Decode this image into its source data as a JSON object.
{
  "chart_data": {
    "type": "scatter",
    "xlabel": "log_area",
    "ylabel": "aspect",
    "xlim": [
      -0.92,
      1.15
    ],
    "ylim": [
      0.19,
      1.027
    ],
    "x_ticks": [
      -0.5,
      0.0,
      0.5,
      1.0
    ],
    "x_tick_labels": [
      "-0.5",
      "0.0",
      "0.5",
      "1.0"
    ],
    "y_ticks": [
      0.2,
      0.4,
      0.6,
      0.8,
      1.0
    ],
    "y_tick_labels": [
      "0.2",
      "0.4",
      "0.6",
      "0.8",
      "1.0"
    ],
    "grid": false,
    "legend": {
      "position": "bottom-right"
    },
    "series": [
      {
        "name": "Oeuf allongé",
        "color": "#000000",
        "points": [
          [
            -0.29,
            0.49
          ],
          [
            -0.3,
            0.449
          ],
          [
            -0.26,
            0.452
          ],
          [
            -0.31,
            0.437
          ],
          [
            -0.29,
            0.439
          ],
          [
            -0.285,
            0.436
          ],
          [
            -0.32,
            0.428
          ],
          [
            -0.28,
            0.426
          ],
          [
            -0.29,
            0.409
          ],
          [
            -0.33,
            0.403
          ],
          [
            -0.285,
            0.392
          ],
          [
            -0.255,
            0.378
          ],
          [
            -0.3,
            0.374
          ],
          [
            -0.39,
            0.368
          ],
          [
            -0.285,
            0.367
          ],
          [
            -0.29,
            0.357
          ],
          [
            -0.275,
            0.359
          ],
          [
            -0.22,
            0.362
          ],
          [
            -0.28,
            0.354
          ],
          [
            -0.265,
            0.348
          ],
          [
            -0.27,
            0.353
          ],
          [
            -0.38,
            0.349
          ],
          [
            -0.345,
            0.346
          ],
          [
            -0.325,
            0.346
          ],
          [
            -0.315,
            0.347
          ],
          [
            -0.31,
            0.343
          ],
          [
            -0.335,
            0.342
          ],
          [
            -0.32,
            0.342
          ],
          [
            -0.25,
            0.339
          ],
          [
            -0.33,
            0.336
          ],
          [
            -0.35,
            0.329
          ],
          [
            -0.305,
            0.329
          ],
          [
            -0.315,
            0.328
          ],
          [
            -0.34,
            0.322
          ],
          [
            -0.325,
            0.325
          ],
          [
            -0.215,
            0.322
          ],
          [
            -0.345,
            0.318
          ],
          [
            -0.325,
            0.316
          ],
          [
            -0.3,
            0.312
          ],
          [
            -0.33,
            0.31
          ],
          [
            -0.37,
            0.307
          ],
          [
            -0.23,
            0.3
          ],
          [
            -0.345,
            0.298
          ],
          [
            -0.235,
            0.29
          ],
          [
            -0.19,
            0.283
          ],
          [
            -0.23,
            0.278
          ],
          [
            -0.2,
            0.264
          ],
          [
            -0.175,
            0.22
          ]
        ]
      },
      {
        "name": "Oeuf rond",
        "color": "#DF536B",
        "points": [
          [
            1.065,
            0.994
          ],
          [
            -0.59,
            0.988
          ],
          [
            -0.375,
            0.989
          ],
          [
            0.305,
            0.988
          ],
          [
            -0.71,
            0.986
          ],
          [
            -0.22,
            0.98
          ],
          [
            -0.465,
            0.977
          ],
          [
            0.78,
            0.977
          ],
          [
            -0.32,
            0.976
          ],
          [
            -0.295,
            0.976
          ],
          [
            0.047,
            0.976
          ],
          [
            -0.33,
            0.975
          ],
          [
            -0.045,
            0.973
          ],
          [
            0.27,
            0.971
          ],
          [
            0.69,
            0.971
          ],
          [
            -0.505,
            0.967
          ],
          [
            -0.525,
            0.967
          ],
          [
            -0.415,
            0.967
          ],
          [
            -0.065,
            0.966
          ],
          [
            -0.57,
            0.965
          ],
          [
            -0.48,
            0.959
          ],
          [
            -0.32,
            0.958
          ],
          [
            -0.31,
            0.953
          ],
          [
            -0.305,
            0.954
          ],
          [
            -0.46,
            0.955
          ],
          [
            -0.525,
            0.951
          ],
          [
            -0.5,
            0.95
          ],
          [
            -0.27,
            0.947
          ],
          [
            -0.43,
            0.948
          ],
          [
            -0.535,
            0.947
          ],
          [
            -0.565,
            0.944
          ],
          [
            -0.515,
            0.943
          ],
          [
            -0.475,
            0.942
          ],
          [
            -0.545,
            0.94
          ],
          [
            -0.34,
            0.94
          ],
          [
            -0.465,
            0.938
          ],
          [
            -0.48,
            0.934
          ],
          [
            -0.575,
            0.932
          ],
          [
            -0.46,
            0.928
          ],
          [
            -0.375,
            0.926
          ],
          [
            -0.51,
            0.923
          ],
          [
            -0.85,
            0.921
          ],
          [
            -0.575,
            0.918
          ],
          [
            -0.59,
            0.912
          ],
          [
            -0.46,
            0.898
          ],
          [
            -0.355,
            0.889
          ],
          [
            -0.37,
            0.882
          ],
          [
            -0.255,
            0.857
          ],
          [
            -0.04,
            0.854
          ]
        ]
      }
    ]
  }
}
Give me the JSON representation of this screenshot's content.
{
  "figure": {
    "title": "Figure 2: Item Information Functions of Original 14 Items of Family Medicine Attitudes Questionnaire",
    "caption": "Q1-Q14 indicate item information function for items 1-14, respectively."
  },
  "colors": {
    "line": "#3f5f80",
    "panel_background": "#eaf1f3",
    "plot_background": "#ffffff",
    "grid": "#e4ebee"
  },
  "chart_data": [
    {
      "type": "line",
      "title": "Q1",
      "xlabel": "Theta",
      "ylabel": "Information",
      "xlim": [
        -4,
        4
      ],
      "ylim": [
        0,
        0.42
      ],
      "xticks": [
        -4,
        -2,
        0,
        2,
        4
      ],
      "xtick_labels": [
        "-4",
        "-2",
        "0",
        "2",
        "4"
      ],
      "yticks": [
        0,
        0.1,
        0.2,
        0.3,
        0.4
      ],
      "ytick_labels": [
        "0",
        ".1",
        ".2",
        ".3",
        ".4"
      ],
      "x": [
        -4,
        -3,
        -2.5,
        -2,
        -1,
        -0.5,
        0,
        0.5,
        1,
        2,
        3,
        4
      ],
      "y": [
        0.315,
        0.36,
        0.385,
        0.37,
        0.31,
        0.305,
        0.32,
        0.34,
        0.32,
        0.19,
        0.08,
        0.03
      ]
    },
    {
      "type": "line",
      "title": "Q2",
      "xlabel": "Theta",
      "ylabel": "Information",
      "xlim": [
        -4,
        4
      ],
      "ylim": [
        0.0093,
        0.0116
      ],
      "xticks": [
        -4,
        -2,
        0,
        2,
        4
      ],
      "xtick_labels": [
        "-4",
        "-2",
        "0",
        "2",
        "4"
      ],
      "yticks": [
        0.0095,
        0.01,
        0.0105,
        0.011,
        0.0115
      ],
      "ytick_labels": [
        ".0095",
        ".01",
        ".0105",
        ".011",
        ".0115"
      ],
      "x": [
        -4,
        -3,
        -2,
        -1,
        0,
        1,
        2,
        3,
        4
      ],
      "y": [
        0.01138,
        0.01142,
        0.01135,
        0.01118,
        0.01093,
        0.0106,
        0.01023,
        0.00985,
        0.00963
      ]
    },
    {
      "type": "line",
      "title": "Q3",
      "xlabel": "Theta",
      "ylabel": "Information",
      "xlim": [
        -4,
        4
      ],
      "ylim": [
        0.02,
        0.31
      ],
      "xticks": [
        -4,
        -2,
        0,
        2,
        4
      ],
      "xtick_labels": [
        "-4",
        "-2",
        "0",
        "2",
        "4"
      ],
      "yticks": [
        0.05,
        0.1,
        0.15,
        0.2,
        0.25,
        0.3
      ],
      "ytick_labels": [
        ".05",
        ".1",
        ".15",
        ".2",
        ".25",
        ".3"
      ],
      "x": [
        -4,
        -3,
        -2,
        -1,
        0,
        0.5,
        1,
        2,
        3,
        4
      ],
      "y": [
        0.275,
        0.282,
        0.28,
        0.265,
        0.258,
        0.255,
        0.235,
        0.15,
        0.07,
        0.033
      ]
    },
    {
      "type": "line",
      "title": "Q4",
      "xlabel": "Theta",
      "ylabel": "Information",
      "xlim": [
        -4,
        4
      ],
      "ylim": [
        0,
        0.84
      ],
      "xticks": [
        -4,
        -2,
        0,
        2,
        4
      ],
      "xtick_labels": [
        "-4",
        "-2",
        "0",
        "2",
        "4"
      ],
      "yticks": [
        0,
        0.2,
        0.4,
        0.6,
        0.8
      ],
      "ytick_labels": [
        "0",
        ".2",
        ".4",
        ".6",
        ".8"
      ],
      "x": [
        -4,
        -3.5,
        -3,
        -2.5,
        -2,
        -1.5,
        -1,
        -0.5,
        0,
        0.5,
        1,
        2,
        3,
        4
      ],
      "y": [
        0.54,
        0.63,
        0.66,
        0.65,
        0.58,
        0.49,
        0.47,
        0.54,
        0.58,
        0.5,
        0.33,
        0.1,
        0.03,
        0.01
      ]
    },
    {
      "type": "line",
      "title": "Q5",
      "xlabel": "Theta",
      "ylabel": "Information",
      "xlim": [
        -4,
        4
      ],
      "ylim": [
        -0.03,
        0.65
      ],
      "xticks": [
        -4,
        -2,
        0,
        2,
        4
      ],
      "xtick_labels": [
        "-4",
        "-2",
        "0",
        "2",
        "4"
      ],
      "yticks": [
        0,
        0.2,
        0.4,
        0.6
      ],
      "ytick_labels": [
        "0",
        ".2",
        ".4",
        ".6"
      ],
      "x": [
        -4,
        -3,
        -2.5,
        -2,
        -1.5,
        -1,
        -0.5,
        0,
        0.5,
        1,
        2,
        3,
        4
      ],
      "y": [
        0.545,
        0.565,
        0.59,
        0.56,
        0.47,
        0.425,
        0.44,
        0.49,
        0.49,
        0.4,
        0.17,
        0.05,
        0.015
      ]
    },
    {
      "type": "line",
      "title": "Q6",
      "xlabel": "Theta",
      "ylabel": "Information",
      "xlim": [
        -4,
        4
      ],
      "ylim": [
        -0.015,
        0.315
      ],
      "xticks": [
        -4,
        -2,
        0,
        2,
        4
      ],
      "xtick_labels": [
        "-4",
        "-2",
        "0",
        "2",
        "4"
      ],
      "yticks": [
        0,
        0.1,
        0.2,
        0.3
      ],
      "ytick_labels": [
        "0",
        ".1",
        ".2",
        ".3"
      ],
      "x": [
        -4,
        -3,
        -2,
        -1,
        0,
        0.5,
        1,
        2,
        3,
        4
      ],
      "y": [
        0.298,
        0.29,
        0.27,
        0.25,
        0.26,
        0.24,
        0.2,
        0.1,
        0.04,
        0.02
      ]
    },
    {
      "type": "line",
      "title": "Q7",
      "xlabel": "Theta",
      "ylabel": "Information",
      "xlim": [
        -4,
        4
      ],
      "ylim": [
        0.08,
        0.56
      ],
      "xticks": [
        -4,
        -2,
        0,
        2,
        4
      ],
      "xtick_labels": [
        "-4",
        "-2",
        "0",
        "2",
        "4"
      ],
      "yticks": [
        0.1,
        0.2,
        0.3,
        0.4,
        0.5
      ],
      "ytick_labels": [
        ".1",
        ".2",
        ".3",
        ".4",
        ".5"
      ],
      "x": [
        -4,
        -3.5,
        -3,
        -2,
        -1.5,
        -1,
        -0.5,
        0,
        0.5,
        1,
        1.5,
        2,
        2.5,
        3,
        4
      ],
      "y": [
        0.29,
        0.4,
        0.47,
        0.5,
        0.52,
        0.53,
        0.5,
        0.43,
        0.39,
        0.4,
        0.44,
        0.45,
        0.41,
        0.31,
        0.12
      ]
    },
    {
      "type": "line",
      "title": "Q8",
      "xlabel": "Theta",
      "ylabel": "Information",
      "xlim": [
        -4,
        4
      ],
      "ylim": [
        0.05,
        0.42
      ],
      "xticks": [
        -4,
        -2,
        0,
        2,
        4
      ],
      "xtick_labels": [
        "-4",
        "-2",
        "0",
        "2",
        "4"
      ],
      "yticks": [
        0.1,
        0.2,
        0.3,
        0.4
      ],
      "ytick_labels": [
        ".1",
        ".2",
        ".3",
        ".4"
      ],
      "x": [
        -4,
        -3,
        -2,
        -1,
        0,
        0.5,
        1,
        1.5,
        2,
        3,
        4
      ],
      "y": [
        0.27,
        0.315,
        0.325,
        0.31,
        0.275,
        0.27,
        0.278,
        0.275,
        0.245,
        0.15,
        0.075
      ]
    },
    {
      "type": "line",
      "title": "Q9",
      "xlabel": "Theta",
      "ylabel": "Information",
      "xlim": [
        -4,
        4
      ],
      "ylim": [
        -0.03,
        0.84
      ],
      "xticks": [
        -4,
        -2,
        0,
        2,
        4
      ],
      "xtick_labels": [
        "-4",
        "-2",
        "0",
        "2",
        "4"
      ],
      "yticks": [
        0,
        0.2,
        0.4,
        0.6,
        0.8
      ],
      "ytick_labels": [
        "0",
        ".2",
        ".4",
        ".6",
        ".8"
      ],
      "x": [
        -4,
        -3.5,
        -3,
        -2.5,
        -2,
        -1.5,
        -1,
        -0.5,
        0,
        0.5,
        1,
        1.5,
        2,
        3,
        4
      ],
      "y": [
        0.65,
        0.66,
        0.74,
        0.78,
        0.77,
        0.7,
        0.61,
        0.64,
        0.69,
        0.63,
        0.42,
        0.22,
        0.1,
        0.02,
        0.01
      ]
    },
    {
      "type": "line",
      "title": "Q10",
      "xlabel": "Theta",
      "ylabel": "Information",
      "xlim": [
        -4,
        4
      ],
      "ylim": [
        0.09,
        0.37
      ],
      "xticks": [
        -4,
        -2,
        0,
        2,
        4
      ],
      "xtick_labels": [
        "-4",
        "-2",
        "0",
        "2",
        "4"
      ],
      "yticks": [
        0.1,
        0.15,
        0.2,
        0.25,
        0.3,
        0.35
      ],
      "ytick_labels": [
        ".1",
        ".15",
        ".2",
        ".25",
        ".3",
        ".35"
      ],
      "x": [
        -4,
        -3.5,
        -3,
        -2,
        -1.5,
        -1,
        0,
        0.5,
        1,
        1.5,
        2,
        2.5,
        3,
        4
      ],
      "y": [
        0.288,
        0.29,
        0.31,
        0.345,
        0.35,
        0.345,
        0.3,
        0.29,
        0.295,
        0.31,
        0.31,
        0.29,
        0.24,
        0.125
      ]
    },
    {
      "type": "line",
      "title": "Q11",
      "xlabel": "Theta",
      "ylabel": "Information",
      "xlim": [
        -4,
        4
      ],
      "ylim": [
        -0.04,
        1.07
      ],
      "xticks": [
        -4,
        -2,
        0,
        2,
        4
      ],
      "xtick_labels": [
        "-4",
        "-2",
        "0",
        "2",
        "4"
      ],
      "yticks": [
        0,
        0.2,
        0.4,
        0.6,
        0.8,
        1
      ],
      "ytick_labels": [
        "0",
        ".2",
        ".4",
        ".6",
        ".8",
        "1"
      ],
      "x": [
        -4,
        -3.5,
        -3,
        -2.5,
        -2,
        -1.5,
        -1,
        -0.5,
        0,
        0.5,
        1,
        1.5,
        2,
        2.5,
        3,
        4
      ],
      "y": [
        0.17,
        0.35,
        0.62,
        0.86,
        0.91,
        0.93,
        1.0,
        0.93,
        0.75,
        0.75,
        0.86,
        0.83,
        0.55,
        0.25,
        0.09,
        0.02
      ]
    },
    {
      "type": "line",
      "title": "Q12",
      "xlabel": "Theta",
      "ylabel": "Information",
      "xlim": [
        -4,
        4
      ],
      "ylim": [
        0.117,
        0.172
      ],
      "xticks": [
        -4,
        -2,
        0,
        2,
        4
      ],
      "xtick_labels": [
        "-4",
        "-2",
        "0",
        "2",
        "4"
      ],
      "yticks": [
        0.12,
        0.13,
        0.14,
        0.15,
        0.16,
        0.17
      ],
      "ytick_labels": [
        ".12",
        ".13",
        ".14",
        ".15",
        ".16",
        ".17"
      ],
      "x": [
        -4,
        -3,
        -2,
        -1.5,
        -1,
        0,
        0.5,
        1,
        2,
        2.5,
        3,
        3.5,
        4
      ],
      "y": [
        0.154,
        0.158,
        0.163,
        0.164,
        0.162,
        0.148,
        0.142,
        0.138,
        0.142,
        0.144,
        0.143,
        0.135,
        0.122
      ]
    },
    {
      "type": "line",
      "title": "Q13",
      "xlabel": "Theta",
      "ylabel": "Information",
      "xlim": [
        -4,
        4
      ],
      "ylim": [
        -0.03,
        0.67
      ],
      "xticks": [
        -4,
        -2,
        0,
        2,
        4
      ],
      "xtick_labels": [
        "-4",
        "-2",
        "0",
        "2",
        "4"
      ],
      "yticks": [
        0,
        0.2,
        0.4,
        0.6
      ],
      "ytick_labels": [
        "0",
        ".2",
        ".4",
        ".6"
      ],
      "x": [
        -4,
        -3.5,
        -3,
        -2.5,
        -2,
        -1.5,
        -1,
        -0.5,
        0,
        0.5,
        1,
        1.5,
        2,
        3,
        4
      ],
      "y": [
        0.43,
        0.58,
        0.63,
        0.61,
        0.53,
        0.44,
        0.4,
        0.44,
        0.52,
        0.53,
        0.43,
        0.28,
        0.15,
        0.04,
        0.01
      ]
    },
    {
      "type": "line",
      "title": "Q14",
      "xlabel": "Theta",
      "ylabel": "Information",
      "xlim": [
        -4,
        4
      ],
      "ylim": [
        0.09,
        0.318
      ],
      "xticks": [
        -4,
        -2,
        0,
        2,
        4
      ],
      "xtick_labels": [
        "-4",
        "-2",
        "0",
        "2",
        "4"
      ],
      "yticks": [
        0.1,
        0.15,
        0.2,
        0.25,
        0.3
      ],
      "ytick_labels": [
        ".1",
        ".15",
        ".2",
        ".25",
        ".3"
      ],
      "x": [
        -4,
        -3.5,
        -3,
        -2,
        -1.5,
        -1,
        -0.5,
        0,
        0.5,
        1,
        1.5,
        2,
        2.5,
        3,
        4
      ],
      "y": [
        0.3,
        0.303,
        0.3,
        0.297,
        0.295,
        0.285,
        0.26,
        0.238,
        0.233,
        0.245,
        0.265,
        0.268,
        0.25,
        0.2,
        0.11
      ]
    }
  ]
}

GIVEN INSTRUCTION – State how many lines of the entries above include the word "this", offering no text other than the number.

EXERCISE RESPONSE – 2